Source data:
** Start **
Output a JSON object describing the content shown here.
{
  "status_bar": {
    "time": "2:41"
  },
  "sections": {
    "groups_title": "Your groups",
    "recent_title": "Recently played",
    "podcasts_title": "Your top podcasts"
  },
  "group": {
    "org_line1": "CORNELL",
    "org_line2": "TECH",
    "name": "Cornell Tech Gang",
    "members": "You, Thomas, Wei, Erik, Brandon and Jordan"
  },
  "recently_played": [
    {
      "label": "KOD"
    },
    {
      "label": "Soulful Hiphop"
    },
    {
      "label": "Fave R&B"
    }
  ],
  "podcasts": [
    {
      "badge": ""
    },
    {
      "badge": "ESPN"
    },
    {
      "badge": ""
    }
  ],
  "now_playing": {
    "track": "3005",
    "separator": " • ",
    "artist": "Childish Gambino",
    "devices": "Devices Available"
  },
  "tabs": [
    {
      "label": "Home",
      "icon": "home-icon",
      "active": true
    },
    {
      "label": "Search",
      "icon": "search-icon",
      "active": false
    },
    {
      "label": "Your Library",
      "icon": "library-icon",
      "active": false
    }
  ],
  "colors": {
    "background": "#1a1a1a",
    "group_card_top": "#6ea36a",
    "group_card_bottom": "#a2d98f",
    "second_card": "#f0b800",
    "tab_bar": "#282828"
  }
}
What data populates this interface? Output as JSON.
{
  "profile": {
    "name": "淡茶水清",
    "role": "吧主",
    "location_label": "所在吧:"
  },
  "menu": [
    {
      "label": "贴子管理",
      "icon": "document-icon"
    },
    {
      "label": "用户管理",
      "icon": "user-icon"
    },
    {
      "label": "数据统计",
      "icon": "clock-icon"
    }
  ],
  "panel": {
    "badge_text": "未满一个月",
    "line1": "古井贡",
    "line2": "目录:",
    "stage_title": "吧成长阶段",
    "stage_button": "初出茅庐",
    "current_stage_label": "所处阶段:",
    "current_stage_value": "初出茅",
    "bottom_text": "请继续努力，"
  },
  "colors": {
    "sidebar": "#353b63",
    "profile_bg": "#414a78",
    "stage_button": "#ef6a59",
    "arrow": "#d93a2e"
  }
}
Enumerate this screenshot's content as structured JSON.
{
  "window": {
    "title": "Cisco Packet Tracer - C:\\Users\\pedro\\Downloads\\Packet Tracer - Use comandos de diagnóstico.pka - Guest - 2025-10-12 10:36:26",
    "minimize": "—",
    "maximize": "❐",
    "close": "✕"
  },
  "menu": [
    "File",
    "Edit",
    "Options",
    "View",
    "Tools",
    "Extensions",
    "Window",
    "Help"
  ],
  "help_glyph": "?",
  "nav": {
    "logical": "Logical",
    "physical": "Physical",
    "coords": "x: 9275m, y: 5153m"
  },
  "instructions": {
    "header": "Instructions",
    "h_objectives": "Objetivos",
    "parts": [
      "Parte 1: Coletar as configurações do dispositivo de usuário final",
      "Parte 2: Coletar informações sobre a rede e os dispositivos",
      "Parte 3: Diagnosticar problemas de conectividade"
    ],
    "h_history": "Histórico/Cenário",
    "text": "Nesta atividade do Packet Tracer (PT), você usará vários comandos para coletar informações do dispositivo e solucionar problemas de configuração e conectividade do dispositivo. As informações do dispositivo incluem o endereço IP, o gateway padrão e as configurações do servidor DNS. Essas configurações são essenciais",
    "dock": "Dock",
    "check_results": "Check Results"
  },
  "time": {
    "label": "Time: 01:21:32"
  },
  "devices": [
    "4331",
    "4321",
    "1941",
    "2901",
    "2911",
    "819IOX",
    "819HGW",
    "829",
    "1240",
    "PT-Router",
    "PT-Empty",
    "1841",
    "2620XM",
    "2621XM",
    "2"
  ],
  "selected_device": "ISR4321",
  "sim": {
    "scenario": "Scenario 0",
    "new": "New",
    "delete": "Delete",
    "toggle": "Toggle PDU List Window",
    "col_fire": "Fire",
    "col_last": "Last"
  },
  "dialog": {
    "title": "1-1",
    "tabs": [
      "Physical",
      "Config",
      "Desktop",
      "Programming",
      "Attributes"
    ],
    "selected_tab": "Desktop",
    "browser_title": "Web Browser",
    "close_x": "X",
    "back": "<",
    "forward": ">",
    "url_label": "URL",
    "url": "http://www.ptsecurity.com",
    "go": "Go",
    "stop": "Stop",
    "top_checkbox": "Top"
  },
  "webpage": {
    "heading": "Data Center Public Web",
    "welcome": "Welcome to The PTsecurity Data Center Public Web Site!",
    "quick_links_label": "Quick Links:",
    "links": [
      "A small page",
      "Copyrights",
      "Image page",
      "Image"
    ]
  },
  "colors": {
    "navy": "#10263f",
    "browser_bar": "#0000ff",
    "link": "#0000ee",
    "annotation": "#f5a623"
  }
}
** End **
Direction: Tally the lines in these entries that have the string "Packet" in them, then answer with the count and nothing else.

Result for this task: 2